WORK TO DO:
Below is a listing to transcribe in full and exactly; keep the pictures out.

EXTRACTED INFORMATION:
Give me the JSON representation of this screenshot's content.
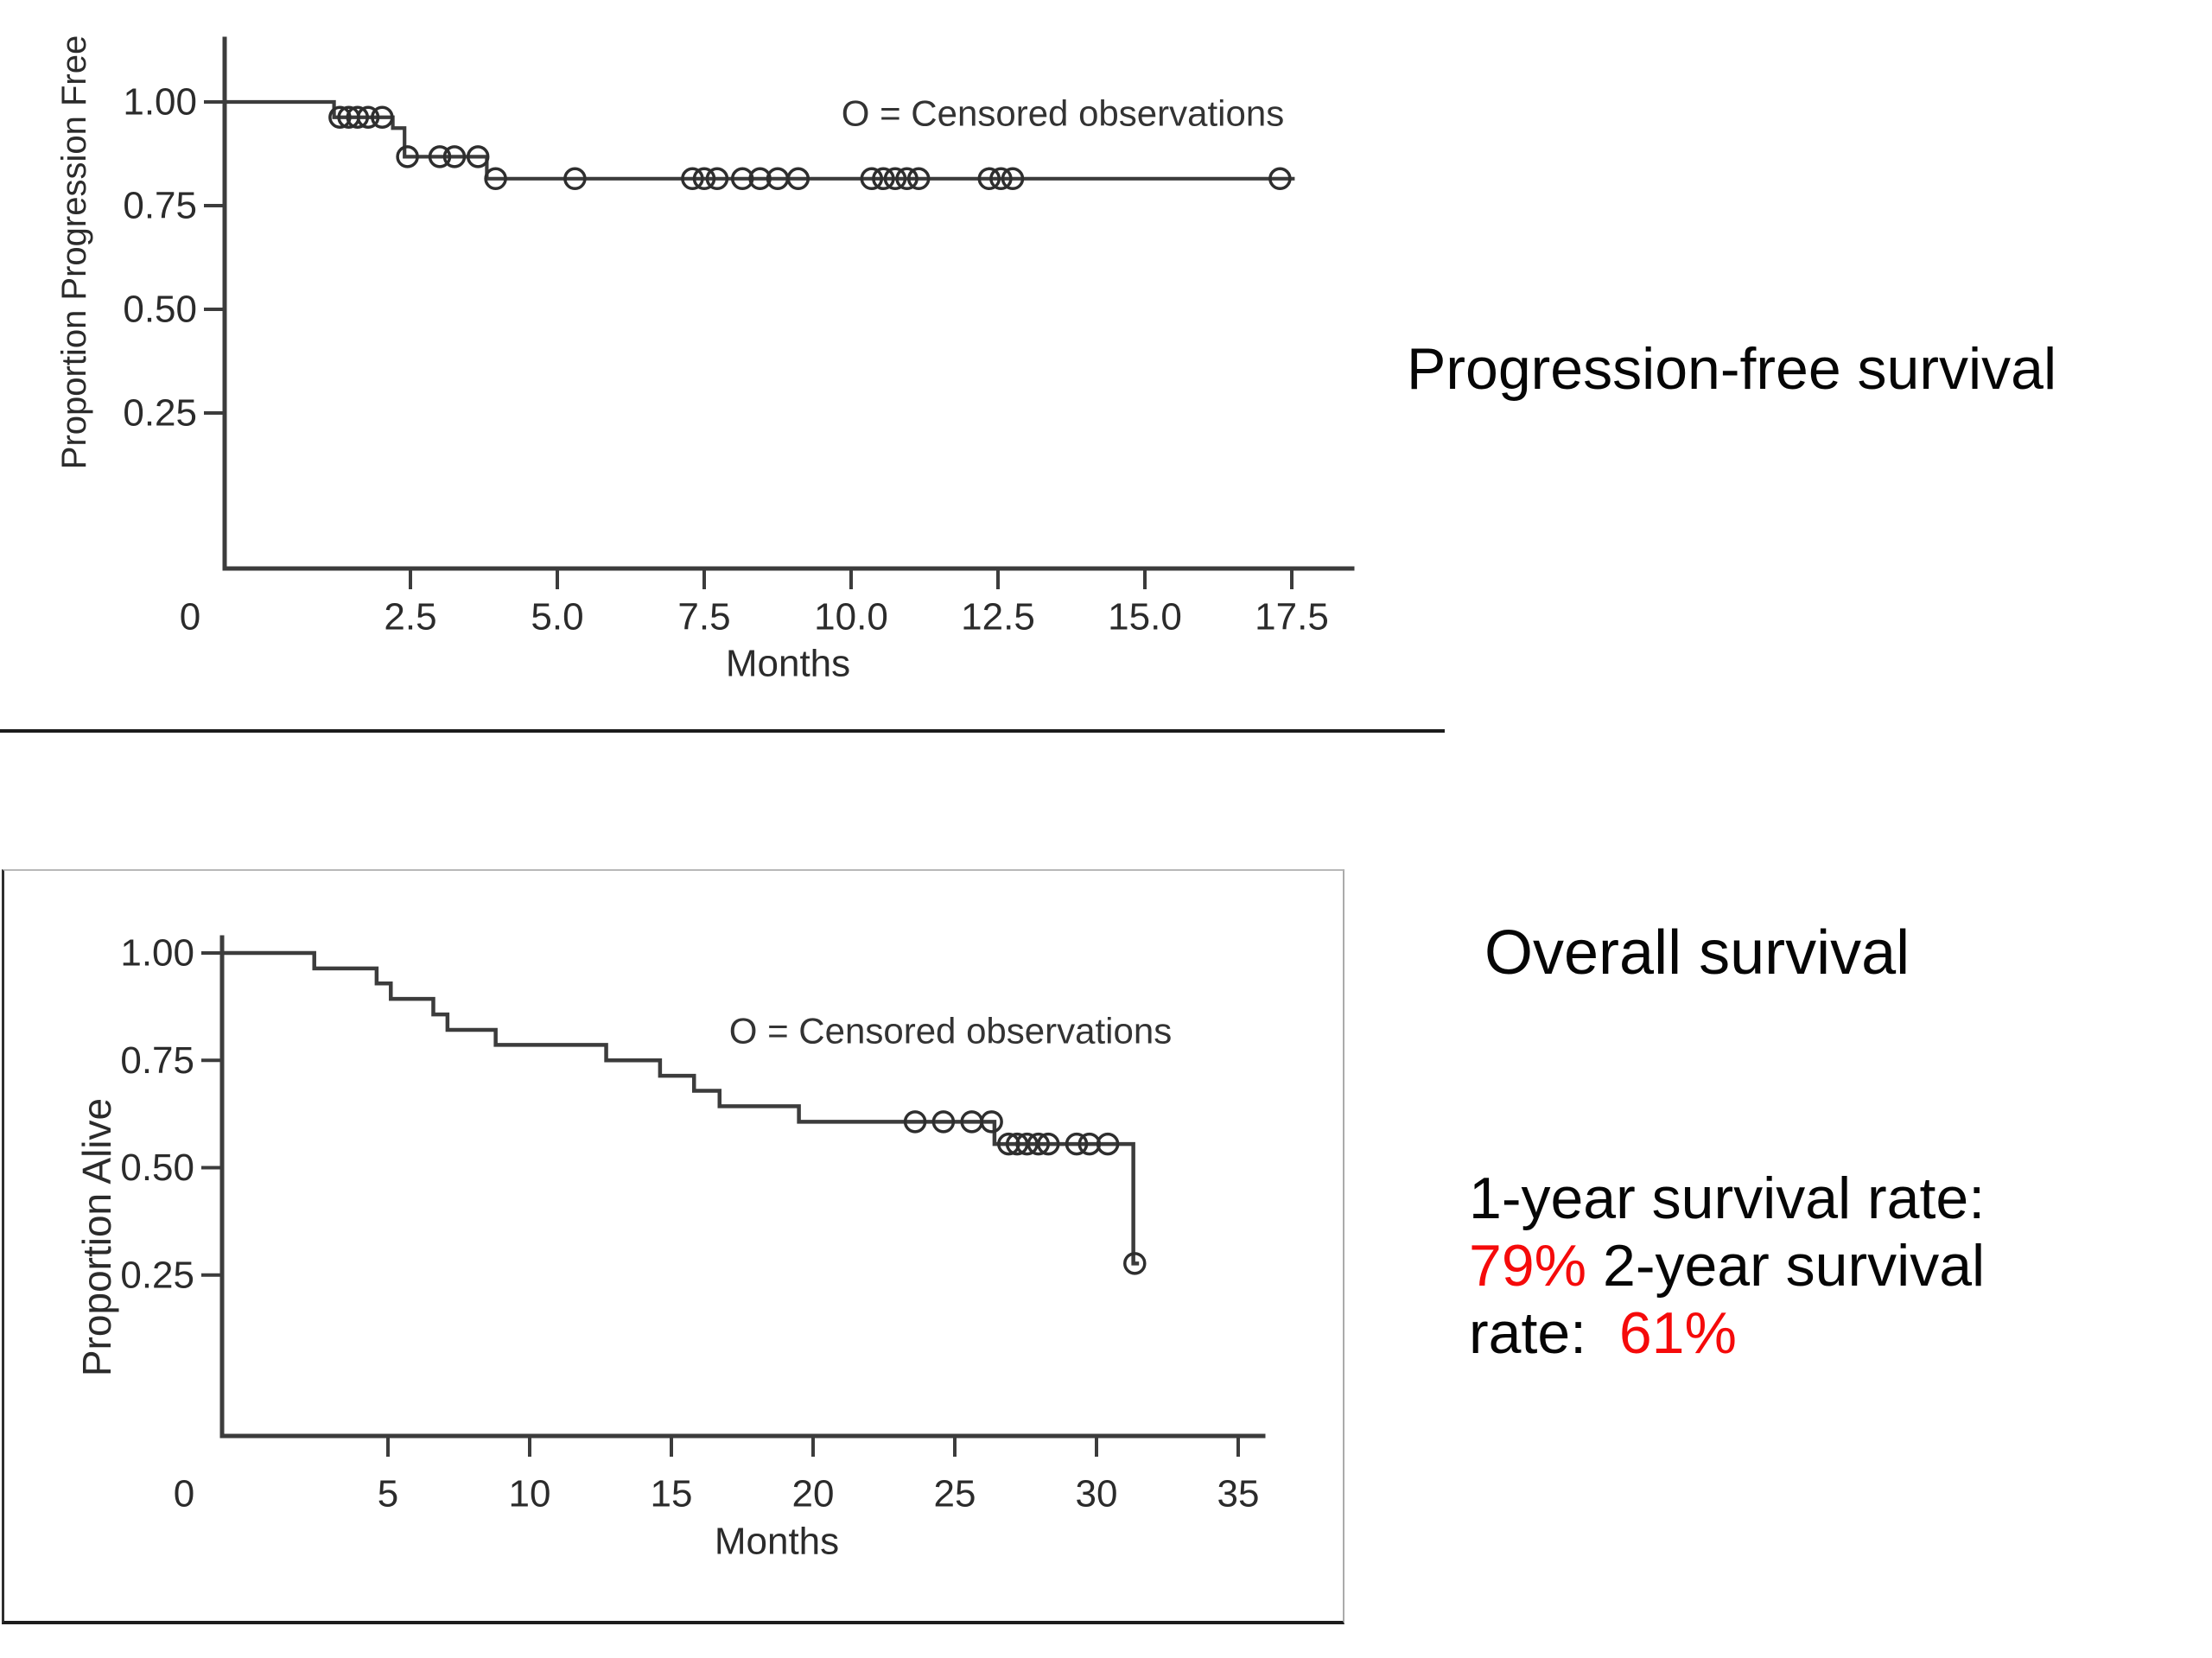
{
  "page": {
    "background": "#ffffff",
    "text_color": "#060606",
    "accent_red": "#f50a0a"
  },
  "annotations": {
    "pfs_title": "Progression-free survival",
    "os_title": "Overall survival",
    "rate_line1": "1-year survival rate:",
    "rate_1yr_value": "79%",
    "rate_line2_rest": " 2-year survival",
    "rate_line3_black": "rate:  ",
    "rate_2yr_value": "61%"
  },
  "chart_data": [
    {
      "type": "line",
      "subtype": "kaplan-meier-step",
      "legend": "O = Censored observations",
      "legend_position": "top-right",
      "xlabel": "Months",
      "ylabel": "Proportion Progression Free",
      "xlim": [
        0,
        18.5
      ],
      "ylim": [
        0,
        1.08
      ],
      "grid": false,
      "x_zero_label": "0",
      "xticks": {
        "values": [
          2.5,
          5,
          7.5,
          10,
          12.5,
          15,
          17.5
        ],
        "labels": [
          "2.5",
          "5.0",
          "7.5",
          "10.0",
          "12.5",
          "15.0",
          "17.5"
        ]
      },
      "yticks": {
        "values": [
          1.0,
          0.75,
          0.5,
          0.25
        ],
        "labels": [
          "1.00",
          "0.75",
          "0.50",
          "0.25"
        ]
      },
      "steps": [
        [
          0,
          1.0
        ],
        [
          1.2,
          0.963
        ],
        [
          2.2,
          0.937
        ],
        [
          2.4,
          0.868
        ],
        [
          3.8,
          0.815
        ]
      ],
      "end_time": 17.55,
      "censored": [
        {
          "t": 1.3,
          "p": 0.963
        },
        {
          "t": 1.45,
          "p": 0.963
        },
        {
          "t": 1.6,
          "p": 0.963
        },
        {
          "t": 1.78,
          "p": 0.963
        },
        {
          "t": 2.02,
          "p": 0.963
        },
        {
          "t": 2.45,
          "p": 0.868
        },
        {
          "t": 3.0,
          "p": 0.868
        },
        {
          "t": 3.25,
          "p": 0.868
        },
        {
          "t": 3.65,
          "p": 0.868
        },
        {
          "t": 3.95,
          "p": 0.815
        },
        {
          "t": 5.3,
          "p": 0.815
        },
        {
          "t": 7.3,
          "p": 0.815
        },
        {
          "t": 7.5,
          "p": 0.815
        },
        {
          "t": 7.72,
          "p": 0.815
        },
        {
          "t": 8.15,
          "p": 0.815
        },
        {
          "t": 8.45,
          "p": 0.815
        },
        {
          "t": 8.75,
          "p": 0.815
        },
        {
          "t": 9.1,
          "p": 0.815
        },
        {
          "t": 10.35,
          "p": 0.815
        },
        {
          "t": 10.55,
          "p": 0.815
        },
        {
          "t": 10.75,
          "p": 0.815
        },
        {
          "t": 10.95,
          "p": 0.815
        },
        {
          "t": 11.15,
          "p": 0.815
        },
        {
          "t": 12.35,
          "p": 0.815
        },
        {
          "t": 12.55,
          "p": 0.815
        },
        {
          "t": 12.75,
          "p": 0.815
        },
        {
          "t": 17.3,
          "p": 0.815
        }
      ]
    },
    {
      "type": "line",
      "subtype": "kaplan-meier-step",
      "legend": "O = Censored observations",
      "legend_position": "top-right",
      "xlabel": "Months",
      "ylabel": "Proportion Alive",
      "xlim": [
        0,
        36
      ],
      "ylim": [
        0,
        1.08
      ],
      "grid": false,
      "x_zero_label": "0",
      "xticks": {
        "values": [
          5,
          10,
          15,
          20,
          25,
          30,
          35
        ],
        "labels": [
          "5",
          "10",
          "15",
          "20",
          "25",
          "30",
          "35"
        ]
      },
      "yticks": {
        "values": [
          1.0,
          0.75,
          0.5,
          0.25
        ],
        "labels": [
          "1.00",
          "0.75",
          "0.50",
          "0.25"
        ]
      },
      "steps": [
        [
          0,
          1.0
        ],
        [
          2.4,
          0.964
        ],
        [
          4.6,
          0.929
        ],
        [
          5.1,
          0.893
        ],
        [
          6.6,
          0.857
        ],
        [
          7.1,
          0.821
        ],
        [
          8.8,
          0.786
        ],
        [
          12.7,
          0.75
        ],
        [
          14.6,
          0.714
        ],
        [
          15.8,
          0.679
        ],
        [
          16.7,
          0.643
        ],
        [
          19.5,
          0.607
        ],
        [
          26.4,
          0.555
        ],
        [
          31.3,
          0.277
        ]
      ],
      "end_time": 31.5,
      "censored": [
        {
          "t": 23.6,
          "p": 0.607
        },
        {
          "t": 24.6,
          "p": 0.607
        },
        {
          "t": 25.6,
          "p": 0.607
        },
        {
          "t": 26.3,
          "p": 0.607
        },
        {
          "t": 26.9,
          "p": 0.555
        },
        {
          "t": 27.2,
          "p": 0.555
        },
        {
          "t": 27.55,
          "p": 0.555
        },
        {
          "t": 27.95,
          "p": 0.555
        },
        {
          "t": 28.3,
          "p": 0.555
        },
        {
          "t": 29.3,
          "p": 0.555
        },
        {
          "t": 29.75,
          "p": 0.555
        },
        {
          "t": 30.4,
          "p": 0.555
        },
        {
          "t": 31.35,
          "p": 0.277
        }
      ],
      "survival_rates": {
        "1_year": "79%",
        "2_year": "61%"
      }
    }
  ]
}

FULL ANSWER:
Give me the JSON representation of this screenshot's content.
{
  "page": {
    "background": "#ffffff",
    "text_color": "#060606",
    "accent_red": "#f50a0a"
  },
  "annotations": {
    "pfs_title": "Progression-free survival",
    "os_title": "Overall survival",
    "rate_line1": "1-year survival rate:",
    "rate_1yr_value": "79%",
    "rate_line2_rest": " 2-year survival",
    "rate_line3_black": "rate:  ",
    "rate_2yr_value": "61%"
  },
  "chart_data": [
    {
      "type": "line",
      "subtype": "kaplan-meier-step",
      "legend": "O = Censored observations",
      "legend_position": "top-right",
      "xlabel": "Months",
      "ylabel": "Proportion Progression Free",
      "xlim": [
        0,
        18.5
      ],
      "ylim": [
        0,
        1.08
      ],
      "grid": false,
      "x_zero_label": "0",
      "xticks": {
        "values": [
          2.5,
          5,
          7.5,
          10,
          12.5,
          15,
          17.5
        ],
        "labels": [
          "2.5",
          "5.0",
          "7.5",
          "10.0",
          "12.5",
          "15.0",
          "17.5"
        ]
      },
      "yticks": {
        "values": [
          1.0,
          0.75,
          0.5,
          0.25
        ],
        "labels": [
          "1.00",
          "0.75",
          "0.50",
          "0.25"
        ]
      },
      "steps": [
        [
          0,
          1.0
        ],
        [
          1.2,
          0.963
        ],
        [
          2.2,
          0.937
        ],
        [
          2.4,
          0.868
        ],
        [
          3.8,
          0.815
        ]
      ],
      "end_time": 17.55,
      "censored": [
        {
          "t": 1.3,
          "p": 0.963
        },
        {
          "t": 1.45,
          "p": 0.963
        },
        {
          "t": 1.6,
          "p": 0.963
        },
        {
          "t": 1.78,
          "p": 0.963
        },
        {
          "t": 2.02,
          "p": 0.963
        },
        {
          "t": 2.45,
          "p": 0.868
        },
        {
          "t": 3.0,
          "p": 0.868
        },
        {
          "t": 3.25,
          "p": 0.868
        },
        {
          "t": 3.65,
          "p": 0.868
        },
        {
          "t": 3.95,
          "p": 0.815
        },
        {
          "t": 5.3,
          "p": 0.815
        },
        {
          "t": 7.3,
          "p": 0.815
        },
        {
          "t": 7.5,
          "p": 0.815
        },
        {
          "t": 7.72,
          "p": 0.815
        },
        {
          "t": 8.15,
          "p": 0.815
        },
        {
          "t": 8.45,
          "p": 0.815
        },
        {
          "t": 8.75,
          "p": 0.815
        },
        {
          "t": 9.1,
          "p": 0.815
        },
        {
          "t": 10.35,
          "p": 0.815
        },
        {
          "t": 10.55,
          "p": 0.815
        },
        {
          "t": 10.75,
          "p": 0.815
        },
        {
          "t": 10.95,
          "p": 0.815
        },
        {
          "t": 11.15,
          "p": 0.815
        },
        {
          "t": 12.35,
          "p": 0.815
        },
        {
          "t": 12.55,
          "p": 0.815
        },
        {
          "t": 12.75,
          "p": 0.815
        },
        {
          "t": 17.3,
          "p": 0.815
        }
      ]
    },
    {
      "type": "line",
      "subtype": "kaplan-meier-step",
      "legend": "O = Censored observations",
      "legend_position": "top-right",
      "xlabel": "Months",
      "ylabel": "Proportion Alive",
      "xlim": [
        0,
        36
      ],
      "ylim": [
        0,
        1.08
      ],
      "grid": false,
      "x_zero_label": "0",
      "xticks": {
        "values": [
          5,
          10,
          15,
          20,
          25,
          30,
          35
        ],
        "labels": [
          "5",
          "10",
          "15",
          "20",
          "25",
          "30",
          "35"
        ]
      },
      "yticks": {
        "values": [
          1.0,
          0.75,
          0.5,
          0.25
        ],
        "labels": [
          "1.00",
          "0.75",
          "0.50",
          "0.25"
        ]
      },
      "steps": [
        [
          0,
          1.0
        ],
        [
          2.4,
          0.964
        ],
        [
          4.6,
          0.929
        ],
        [
          5.1,
          0.893
        ],
        [
          6.6,
          0.857
        ],
        [
          7.1,
          0.821
        ],
        [
          8.8,
          0.786
        ],
        [
          12.7,
          0.75
        ],
        [
          14.6,
          0.714
        ],
        [
          15.8,
          0.679
        ],
        [
          16.7,
          0.643
        ],
        [
          19.5,
          0.607
        ],
        [
          26.4,
          0.555
        ],
        [
          31.3,
          0.277
        ]
      ],
      "end_time": 31.5,
      "censored": [
        {
          "t": 23.6,
          "p": 0.607
        },
        {
          "t": 24.6,
          "p": 0.607
        },
        {
          "t": 25.6,
          "p": 0.607
        },
        {
          "t": 26.3,
          "p": 0.607
        },
        {
          "t": 26.9,
          "p": 0.555
        },
        {
          "t": 27.2,
          "p": 0.555
        },
        {
          "t": 27.55,
          "p": 0.555
        },
        {
          "t": 27.95,
          "p": 0.555
        },
        {
          "t": 28.3,
          "p": 0.555
        },
        {
          "t": 29.3,
          "p": 0.555
        },
        {
          "t": 29.75,
          "p": 0.555
        },
        {
          "t": 30.4,
          "p": 0.555
        },
        {
          "t": 31.35,
          "p": 0.277
        }
      ],
      "survival_rates": {
        "1_year": "79%",
        "2_year": "61%"
      }
    }
  ]
}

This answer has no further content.